EXERCISE INSTRUCTIONS: Copy out all of the material, substituting "drink-bottle" for every "water-bottle" and changing nothing else. Leave the pictures out of your copy.

RECORDS TO PROCESS:
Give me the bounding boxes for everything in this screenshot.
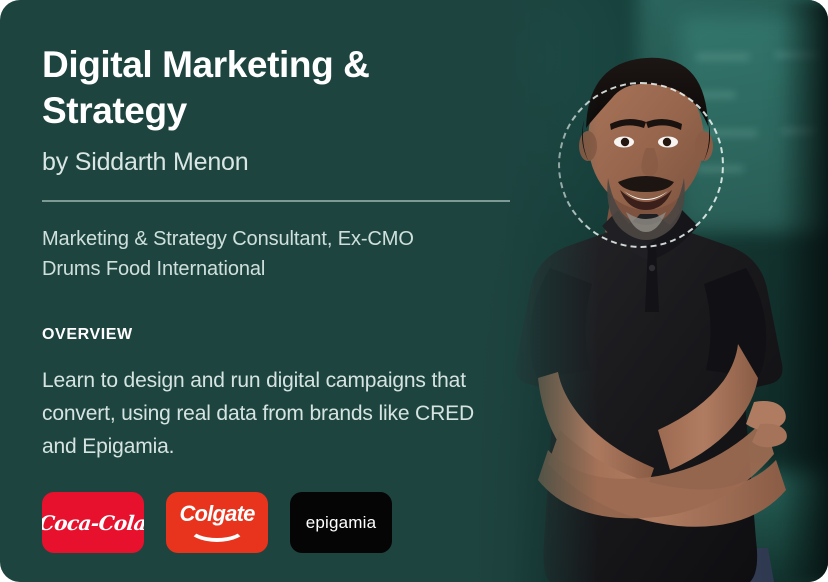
instructor-role-line-1: Marketing & Strategy Consultant, Ex-CMO bbox=[42, 228, 414, 250]
course-card: Digital Marketing & Strategy by Siddarth… bbox=[0, 0, 828, 582]
head-highlight-ring-icon bbox=[558, 82, 724, 248]
brand-logo-coca-cola: Coca-Cola bbox=[42, 492, 144, 553]
course-content: Digital Marketing & Strategy by Siddarth… bbox=[42, 0, 522, 582]
brand-logo-epigamia: epigamia bbox=[290, 492, 392, 553]
instructor-role: Marketing & Strategy Consultant, Ex-CMO … bbox=[42, 202, 522, 284]
coca-cola-wordmark: Coca-Cola bbox=[42, 511, 144, 535]
instructor-role-line-2: Drums Food International bbox=[42, 254, 522, 284]
overview-heading: OVERVIEW bbox=[42, 284, 522, 345]
colgate-smile-icon bbox=[188, 528, 246, 542]
instructor-photo-pane bbox=[468, 0, 828, 582]
page-title: Digital Marketing & Strategy bbox=[42, 0, 522, 134]
colgate-wordmark: Colgate bbox=[179, 503, 254, 525]
brand-logo-colgate: Colgate bbox=[166, 492, 268, 553]
colgate-lockup: Colgate bbox=[179, 503, 254, 542]
brand-logo-list: Coca-Cola Colgate epigamia bbox=[42, 492, 392, 553]
divider bbox=[42, 200, 510, 202]
epigamia-wordmark: epigamia bbox=[306, 513, 377, 533]
overview-text: Learn to design and run digital campaign… bbox=[42, 345, 512, 463]
instructor-byline: by Siddarth Menon bbox=[42, 134, 522, 178]
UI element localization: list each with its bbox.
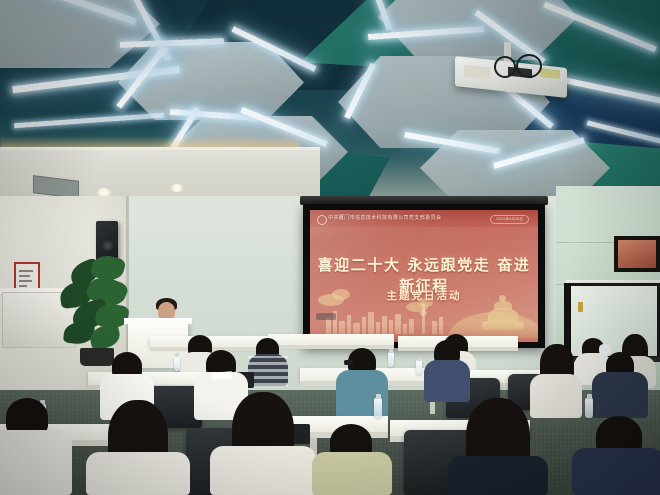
projector-cable <box>516 54 542 78</box>
bottle-cap <box>587 394 592 399</box>
bottle-cap <box>389 349 393 353</box>
desk <box>268 334 394 345</box>
desk-edge <box>268 345 394 349</box>
projection-screen[interactable]: 中共厦门市信息技术科技有限公司党支部委员会 2022年9月28日 <box>303 204 545 348</box>
presentation-slide: 中共厦门市信息技术科技有限公司党支部委员会 2022年9月28日 <box>310 210 538 342</box>
whiteboard-marker[interactable] <box>578 302 583 312</box>
speaker-cone-icon <box>102 240 113 251</box>
water-bottle <box>416 360 422 375</box>
plant-pot <box>80 348 114 366</box>
wall-artwork <box>614 236 660 272</box>
projector-cable <box>494 56 516 78</box>
water-bottle <box>388 352 394 367</box>
bottle-cap <box>417 357 421 361</box>
water-bottle <box>585 398 593 418</box>
led-strip <box>14 113 164 128</box>
downlight <box>170 184 184 192</box>
eyeglasses-icon <box>344 360 353 365</box>
bottle-cap <box>376 394 381 399</box>
bottle-cap <box>175 353 179 357</box>
meeting-room-photo: 中共厦门市信息技术科技有限公司党支部委员会 2022年9月28日 <box>0 0 660 495</box>
striped-shirt-pattern <box>248 356 288 386</box>
hex-panel-2 <box>0 0 160 68</box>
water-bottle <box>374 398 382 418</box>
water-bottle <box>174 356 180 371</box>
slide-glare <box>310 210 538 342</box>
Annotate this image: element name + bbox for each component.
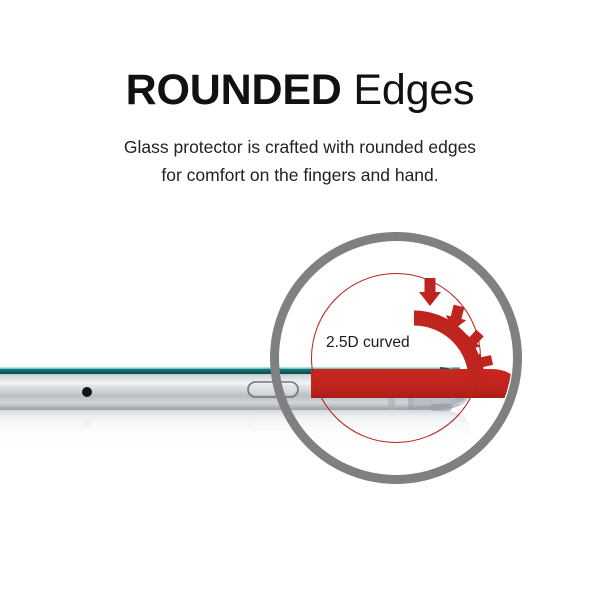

PROBLEM SOLUTION:
Give me the bounding boxes for everything in this screenshot.
instructor-role-line-1: Marketing & Strategy Consultant, Ex-CMO bbox=[42, 228, 414, 250]
course-card: Digital Marketing & Strategy by Siddarth… bbox=[0, 0, 828, 582]
head-highlight-ring-icon bbox=[558, 82, 724, 248]
brand-logo-coca-cola: Coca-Cola bbox=[42, 492, 144, 553]
course-content: Digital Marketing & Strategy by Siddarth… bbox=[42, 0, 522, 582]
brand-logo-epigamia: epigamia bbox=[290, 492, 392, 553]
instructor-role: Marketing & Strategy Consultant, Ex-CMO … bbox=[42, 202, 522, 284]
coca-cola-wordmark: Coca-Cola bbox=[42, 511, 144, 535]
instructor-role-line-2: Drums Food International bbox=[42, 254, 522, 284]
overview-heading: OVERVIEW bbox=[42, 284, 522, 345]
colgate-smile-icon bbox=[188, 528, 246, 542]
instructor-photo-pane bbox=[468, 0, 828, 582]
page-title: Digital Marketing & Strategy bbox=[42, 0, 522, 134]
colgate-wordmark: Colgate bbox=[179, 503, 254, 525]
brand-logo-colgate: Colgate bbox=[166, 492, 268, 553]
colgate-lockup: Colgate bbox=[179, 503, 254, 542]
brand-logo-list: Coca-Cola Colgate epigamia bbox=[42, 492, 392, 553]
divider bbox=[42, 200, 510, 202]
epigamia-wordmark: epigamia bbox=[306, 513, 377, 533]
overview-text: Learn to design and run digital campaign… bbox=[42, 345, 512, 463]
instructor-byline: by Siddarth Menon bbox=[42, 134, 522, 178]
UI element localization: list each with its bbox.
projector-cable <box>516 54 542 78</box>
bottle-cap <box>587 394 592 399</box>
bottle-cap <box>389 349 393 353</box>
desk <box>268 334 394 345</box>
desk-edge <box>268 345 394 349</box>
projection-screen[interactable]: 中共厦门市信息技术科技有限公司党支部委员会 2022年9月28日 <box>303 204 545 348</box>
presentation-slide: 中共厦门市信息技术科技有限公司党支部委员会 2022年9月28日 <box>310 210 538 342</box>
whiteboard-marker[interactable] <box>578 302 583 312</box>
speaker-cone-icon <box>102 240 113 251</box>
drink-bottle <box>416 360 422 375</box>
plant-pot <box>80 348 114 366</box>
wall-artwork <box>614 236 660 272</box>
projector-cable <box>494 56 516 78</box>
drink-bottle <box>388 352 394 367</box>
bottle-cap <box>417 357 421 361</box>
drink-bottle <box>585 398 593 418</box>
led-strip <box>14 113 164 128</box>
downlight <box>170 184 184 192</box>
eyeglasses-icon <box>344 360 353 365</box>
bottle-cap <box>376 394 381 399</box>
bottle-cap <box>175 353 179 357</box>
meeting-room-photo: 中共厦门市信息技术科技有限公司党支部委员会 2022年9月28日 <box>0 0 660 495</box>
striped-shirt-pattern <box>248 356 288 386</box>
hex-panel-2 <box>0 0 160 68</box>
drink-bottle <box>374 398 382 418</box>
drink-bottle <box>174 356 180 371</box>
slide-glare <box>310 210 538 342</box>
Annotate this image: element name + bbox for each component.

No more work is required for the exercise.